▸ **Document section**
==*==

Nathan Mwito M’ Itabali v Republic [2020] KEHC 7415 (KLR)
Full Case Text
REPUBLIC OF KENYA
IN THE HIGH COURT OF KENYA
AT MERU
CRIMINAL PETITION NO. 62 of 2018
NATHAN MWITO M’ ITABALI................................................APPLICANT
VERSUS
REPUBLIC................................................................................RESPONDENT
RULING ON RE-SENTENCING
Re-sentencing
1. The applicant herein was charged with the offence of murder contrary to section 203 as read with section 204 of the Penal Code. The particulars of the offence are that on 6th September 2005 at Kabuiti Village, Ngunyunyu Location in Meru North District within the Eastern Province he murdered Christine Mukiria Mwito.
2. The trial Magistrate found the principal charge proved and sentenced the Applicants to death in H.C.CR.C. No. 74 of 2005 before Lessit J. They lodged an appeal at the Court of Appeal, Nyeri, Criminal Appeal No. 79 of 2013 (R.N. Nambuye, P.O. Kiage, F. Sichale, JJA) but was dismissed.
3. Following the decision by the Supreme Court in Francis Karioko Muruatetu & Another –vs- Republic [2017] eKLR the applicant has applied for re-sentencing. The applicant submitted that; (1) he has been rehabilitated during the 14 years he has been in custody; (2) he is remorseful; and (3) He has an advanced age of 67 years. He provided Certificates of rehabilitation and courses in biblical studies.
4. A recommendation from David W. Ndumu, the in charge Meru main Prison also presented positive views about the applicant. It stated that the applicant had embraced the correctional core values of reformation and rehabilitation, hence considered a person who can integrate well with the outside world.

==*==

[Saved entries]
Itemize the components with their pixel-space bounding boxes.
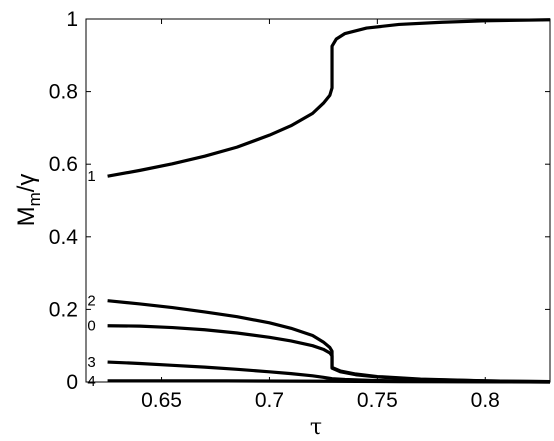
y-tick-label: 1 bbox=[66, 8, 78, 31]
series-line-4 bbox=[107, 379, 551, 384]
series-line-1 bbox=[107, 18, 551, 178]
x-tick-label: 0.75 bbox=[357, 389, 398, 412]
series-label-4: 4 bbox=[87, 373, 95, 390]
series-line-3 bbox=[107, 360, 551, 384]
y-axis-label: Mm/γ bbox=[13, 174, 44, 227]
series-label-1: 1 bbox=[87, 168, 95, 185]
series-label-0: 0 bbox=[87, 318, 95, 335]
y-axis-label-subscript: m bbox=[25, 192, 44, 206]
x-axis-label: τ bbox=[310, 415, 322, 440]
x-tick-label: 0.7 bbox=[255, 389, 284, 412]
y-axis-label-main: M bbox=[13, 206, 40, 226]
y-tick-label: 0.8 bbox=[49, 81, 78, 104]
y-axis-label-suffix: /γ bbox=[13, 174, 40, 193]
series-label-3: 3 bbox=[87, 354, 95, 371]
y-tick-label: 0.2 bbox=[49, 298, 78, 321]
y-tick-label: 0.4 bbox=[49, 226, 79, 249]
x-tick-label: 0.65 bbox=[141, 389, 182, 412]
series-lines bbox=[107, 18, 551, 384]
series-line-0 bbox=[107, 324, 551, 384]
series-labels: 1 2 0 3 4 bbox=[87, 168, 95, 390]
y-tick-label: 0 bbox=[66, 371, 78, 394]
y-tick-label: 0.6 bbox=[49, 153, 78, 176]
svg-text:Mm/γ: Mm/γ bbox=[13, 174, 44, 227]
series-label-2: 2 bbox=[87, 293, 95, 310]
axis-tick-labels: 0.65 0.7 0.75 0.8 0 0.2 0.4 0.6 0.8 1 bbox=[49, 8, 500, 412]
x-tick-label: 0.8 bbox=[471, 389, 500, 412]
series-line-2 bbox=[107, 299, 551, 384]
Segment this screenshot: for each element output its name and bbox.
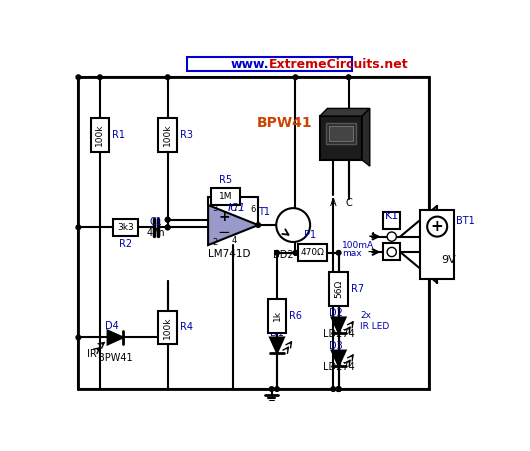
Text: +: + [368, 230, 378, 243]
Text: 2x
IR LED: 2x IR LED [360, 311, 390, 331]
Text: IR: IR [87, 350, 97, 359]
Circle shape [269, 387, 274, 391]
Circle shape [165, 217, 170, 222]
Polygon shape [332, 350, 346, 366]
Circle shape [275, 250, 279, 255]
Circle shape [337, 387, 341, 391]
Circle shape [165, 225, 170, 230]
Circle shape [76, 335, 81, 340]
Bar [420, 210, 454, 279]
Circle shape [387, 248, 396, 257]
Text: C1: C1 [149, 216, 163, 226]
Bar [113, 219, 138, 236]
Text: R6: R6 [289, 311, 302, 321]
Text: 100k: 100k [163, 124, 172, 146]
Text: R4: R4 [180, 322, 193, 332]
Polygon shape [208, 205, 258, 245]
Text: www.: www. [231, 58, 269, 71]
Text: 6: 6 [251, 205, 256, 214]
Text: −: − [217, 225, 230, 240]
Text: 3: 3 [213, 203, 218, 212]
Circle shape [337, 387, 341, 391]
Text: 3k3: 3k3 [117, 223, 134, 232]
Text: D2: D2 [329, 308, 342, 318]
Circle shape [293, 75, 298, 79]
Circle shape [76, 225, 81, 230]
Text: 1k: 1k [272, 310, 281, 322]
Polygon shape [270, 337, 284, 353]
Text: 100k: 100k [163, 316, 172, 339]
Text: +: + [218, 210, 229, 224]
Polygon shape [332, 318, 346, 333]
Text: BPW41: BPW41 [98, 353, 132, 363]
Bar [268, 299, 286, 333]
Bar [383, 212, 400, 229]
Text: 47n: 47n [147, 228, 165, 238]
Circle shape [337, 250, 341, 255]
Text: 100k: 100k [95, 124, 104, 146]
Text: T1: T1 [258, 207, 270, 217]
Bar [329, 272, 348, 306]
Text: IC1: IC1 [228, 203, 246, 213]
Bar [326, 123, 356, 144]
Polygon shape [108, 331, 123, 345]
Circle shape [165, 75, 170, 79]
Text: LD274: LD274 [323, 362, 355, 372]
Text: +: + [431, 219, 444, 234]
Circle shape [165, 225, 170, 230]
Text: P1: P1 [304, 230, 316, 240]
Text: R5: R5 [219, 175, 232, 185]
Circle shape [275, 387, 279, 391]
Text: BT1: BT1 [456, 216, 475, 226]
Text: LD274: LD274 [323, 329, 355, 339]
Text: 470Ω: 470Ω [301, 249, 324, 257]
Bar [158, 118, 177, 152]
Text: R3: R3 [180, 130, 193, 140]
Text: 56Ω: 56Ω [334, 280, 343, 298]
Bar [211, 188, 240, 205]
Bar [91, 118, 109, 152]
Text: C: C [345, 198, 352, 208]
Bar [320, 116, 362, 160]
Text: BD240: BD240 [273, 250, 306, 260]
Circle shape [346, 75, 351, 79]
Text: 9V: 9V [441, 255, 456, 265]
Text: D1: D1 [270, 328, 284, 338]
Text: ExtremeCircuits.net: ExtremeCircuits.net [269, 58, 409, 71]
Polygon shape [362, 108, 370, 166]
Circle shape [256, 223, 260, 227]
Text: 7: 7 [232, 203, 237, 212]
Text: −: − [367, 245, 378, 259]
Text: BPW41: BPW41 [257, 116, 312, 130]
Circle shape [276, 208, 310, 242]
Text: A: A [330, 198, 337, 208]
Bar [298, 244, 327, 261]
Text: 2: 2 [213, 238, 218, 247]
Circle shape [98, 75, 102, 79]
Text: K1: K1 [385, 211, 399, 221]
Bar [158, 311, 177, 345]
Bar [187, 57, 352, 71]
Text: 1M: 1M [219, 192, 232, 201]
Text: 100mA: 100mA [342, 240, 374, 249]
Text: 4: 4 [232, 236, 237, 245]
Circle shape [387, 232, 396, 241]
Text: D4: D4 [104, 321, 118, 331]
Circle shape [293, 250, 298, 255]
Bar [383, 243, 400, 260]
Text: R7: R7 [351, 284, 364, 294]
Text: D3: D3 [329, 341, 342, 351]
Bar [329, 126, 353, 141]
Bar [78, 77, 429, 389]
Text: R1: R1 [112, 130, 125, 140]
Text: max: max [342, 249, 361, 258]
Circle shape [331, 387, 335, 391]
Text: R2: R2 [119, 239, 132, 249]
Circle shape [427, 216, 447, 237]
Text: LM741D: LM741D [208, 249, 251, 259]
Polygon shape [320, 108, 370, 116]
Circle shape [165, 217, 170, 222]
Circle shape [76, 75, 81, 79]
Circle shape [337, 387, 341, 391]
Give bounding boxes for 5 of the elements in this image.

==*==

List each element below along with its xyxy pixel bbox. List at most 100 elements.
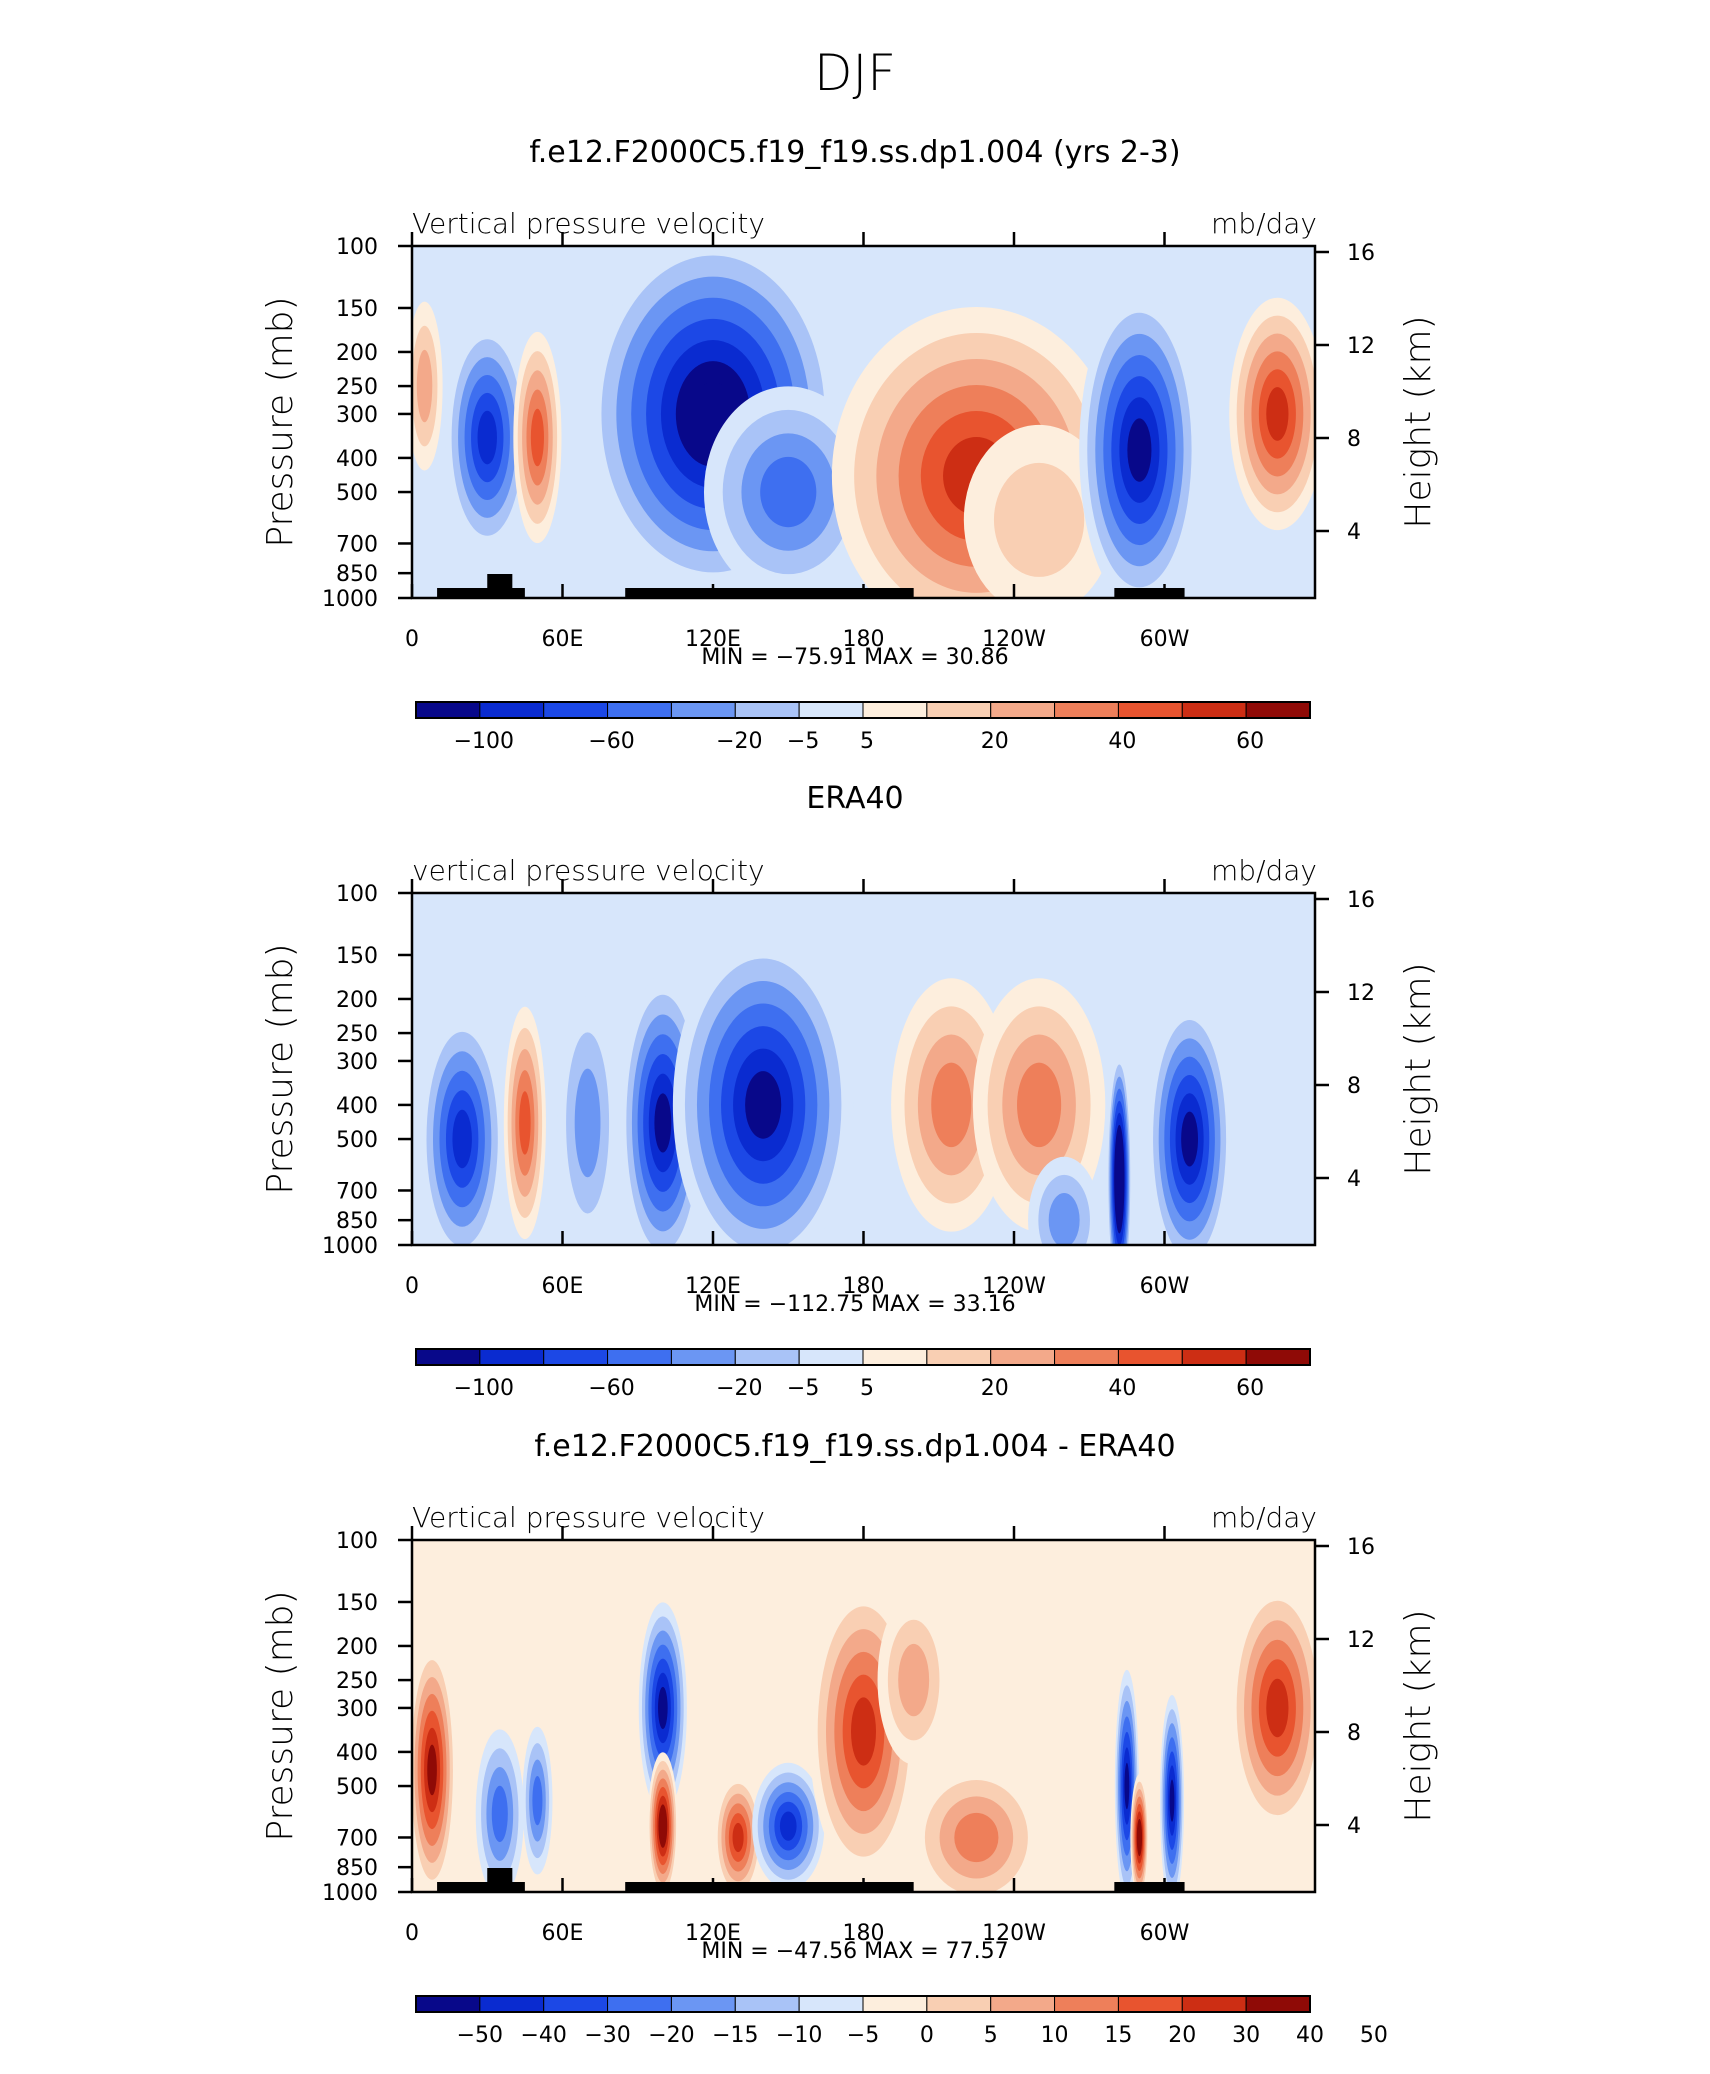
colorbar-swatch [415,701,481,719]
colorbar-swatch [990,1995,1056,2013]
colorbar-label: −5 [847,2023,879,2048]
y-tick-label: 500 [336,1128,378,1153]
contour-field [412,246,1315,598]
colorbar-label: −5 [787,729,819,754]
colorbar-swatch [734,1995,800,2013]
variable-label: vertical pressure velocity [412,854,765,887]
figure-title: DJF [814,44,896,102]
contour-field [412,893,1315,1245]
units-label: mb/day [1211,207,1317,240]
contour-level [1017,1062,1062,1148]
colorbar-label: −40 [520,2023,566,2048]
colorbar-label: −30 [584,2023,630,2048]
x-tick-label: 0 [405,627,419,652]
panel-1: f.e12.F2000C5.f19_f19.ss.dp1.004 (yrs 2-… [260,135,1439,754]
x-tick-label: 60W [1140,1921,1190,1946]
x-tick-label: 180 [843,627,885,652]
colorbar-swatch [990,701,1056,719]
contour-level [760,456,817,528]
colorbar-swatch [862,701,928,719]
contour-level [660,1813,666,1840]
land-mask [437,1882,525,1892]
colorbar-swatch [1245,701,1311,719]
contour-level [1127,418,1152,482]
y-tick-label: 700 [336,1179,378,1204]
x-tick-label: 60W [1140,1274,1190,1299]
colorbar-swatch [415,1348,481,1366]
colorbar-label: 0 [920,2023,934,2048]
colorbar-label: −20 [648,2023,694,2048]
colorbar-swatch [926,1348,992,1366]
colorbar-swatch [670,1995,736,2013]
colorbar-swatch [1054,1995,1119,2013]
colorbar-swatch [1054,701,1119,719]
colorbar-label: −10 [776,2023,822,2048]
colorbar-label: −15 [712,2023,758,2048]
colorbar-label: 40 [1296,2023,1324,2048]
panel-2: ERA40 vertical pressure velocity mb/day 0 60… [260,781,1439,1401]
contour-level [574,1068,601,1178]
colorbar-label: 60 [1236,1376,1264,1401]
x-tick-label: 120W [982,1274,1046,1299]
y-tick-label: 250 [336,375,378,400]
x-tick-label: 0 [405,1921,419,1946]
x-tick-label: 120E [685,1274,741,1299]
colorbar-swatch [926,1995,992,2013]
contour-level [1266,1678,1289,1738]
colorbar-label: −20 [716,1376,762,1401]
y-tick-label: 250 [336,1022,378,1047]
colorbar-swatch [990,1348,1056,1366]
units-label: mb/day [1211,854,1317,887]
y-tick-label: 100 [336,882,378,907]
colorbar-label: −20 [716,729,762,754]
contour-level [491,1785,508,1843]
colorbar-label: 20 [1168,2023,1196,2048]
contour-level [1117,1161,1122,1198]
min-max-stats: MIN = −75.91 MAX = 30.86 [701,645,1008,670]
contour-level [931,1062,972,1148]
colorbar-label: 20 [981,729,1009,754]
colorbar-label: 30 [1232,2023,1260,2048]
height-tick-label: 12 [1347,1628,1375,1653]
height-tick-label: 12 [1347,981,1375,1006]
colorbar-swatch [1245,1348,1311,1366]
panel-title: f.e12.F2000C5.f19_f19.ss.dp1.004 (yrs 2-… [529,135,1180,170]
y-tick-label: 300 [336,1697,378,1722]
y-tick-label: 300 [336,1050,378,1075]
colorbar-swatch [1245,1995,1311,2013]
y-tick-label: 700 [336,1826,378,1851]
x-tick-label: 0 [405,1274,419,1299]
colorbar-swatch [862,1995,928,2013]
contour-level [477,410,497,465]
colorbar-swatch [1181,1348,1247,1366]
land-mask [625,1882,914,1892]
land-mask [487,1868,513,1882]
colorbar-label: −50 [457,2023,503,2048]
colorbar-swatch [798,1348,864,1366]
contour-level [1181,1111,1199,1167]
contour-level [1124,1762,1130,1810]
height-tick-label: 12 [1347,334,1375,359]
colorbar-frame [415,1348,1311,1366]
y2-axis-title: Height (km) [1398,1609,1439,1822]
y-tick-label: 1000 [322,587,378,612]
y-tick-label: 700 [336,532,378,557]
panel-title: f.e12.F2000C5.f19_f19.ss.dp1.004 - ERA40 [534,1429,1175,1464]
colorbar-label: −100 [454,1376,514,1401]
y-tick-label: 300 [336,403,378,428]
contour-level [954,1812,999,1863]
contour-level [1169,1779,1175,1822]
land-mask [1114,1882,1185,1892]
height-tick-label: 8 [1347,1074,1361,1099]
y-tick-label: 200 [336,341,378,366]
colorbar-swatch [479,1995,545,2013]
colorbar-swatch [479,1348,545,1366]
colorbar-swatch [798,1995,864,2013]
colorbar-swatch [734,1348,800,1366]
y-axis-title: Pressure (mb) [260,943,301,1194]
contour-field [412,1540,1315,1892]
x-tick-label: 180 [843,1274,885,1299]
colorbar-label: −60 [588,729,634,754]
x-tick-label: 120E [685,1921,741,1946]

==*==

▸ **Problems to work on**
1. Copy the re-sentencing ruling from "3. Following the" up to and including "the outside world.", replacing "remorseful" with "repentant".
2. Continue the re-sentencing ruling, starting right after its last sentence.

▸ **Answers to the problems**
1.
3. Following the decision by the Supreme Court in Francis Karioko Muruatetu & Another –vs- Republic [2017] eKLR the applicant has applied for re-sentencing. The applicant submitted that; (1) he has been rehabilitated during the 14 years he has been in custody; (2) he is repentant; and (3) He has an advanced age of 67 years. He provided Certificates of rehabilitation and courses in biblical studies.
4. A recommendation from David W. Ndumu, the in charge Meru main Prison also presented positive views about the applicant. It stated that the applicant had embraced the correctional core values of reformation and rehabilitation, hence considered a person who can integrate well with the outside world.

2.
ANALYSIS AND SENTENCING
5. I will consider the circumstances of this case as well as the relevant factors in sentencing that were stated by the Supreme Court in the Muruatetu case in the following paragraphs:
“[71]. As a consequence of this decision, paragraph 6. 4 - 6. 7 of the guidelines are no longer applicable. To avoid a lacuna, the following guidelines with regard to mitigating factors are applicable in a re-hearing sentence for the conviction of a murder charge:
a. age of the offender;
b. being a first offender;
c. whether the offender pleaded guilty;
d. character and record of the offender;
e. commission of the offence in response to gender-based violence;
f. remorsefulness of the offender;
g. the possibility of reform and social re-adaptation of the offender;
h. any other factor that the Court considers relevant.
[72] We wish to make it very clear that these guidelines in no way replace judicial discretion. They are advisory and not mandatory. They are geared to promoting consistency and transparency in sentencing hearings. They are also aimed at promoting public understanding of the sentencing process. This notwithstanding, we are obligated to point out here that paragraph 25 of the 2016 Judiciary Sentencing Policy Guidelines states that:
GUIDELINE JUDGMENTS
Where there are guideline judgments, that is, decisions from the superior courts on a sentencing principle, the subordinate courts are bounded by it. It is the duty of the court to keep abreast with the guideline judgments pronounced. Equally, it is the duty of the prosecutor and defence counsel to inform the court of existing guideline judgments on an issue before it.”
6. The charges that were levelled against the petitioner herein present a heinous act to say the least. The circumstances of the commission of the offence were grave as the petitioner took the deceased, who was his daughter, then 4 years to his sister’s farm and ruthlessly slit her neck, and buried her in a shallow grave. When her wife, Pw1 asked him of the whereabouts of the daughter, he also attacked her, occasioned her serious bodily injuries and left her for dead. He would later on confess to his brother P w 5 at his residence which was 60 km away from the scene of the crime.
7. Although in his testimony, he stood on the stool the whole night whist in his brother’s residence, mental examination carried out established he was of good mental capacity at the time hence fit to stand trial. Of great relevance is that, both the trial court and the appellate court made considerable mention of the commission of the offence and the actions of the petitioner after the offence.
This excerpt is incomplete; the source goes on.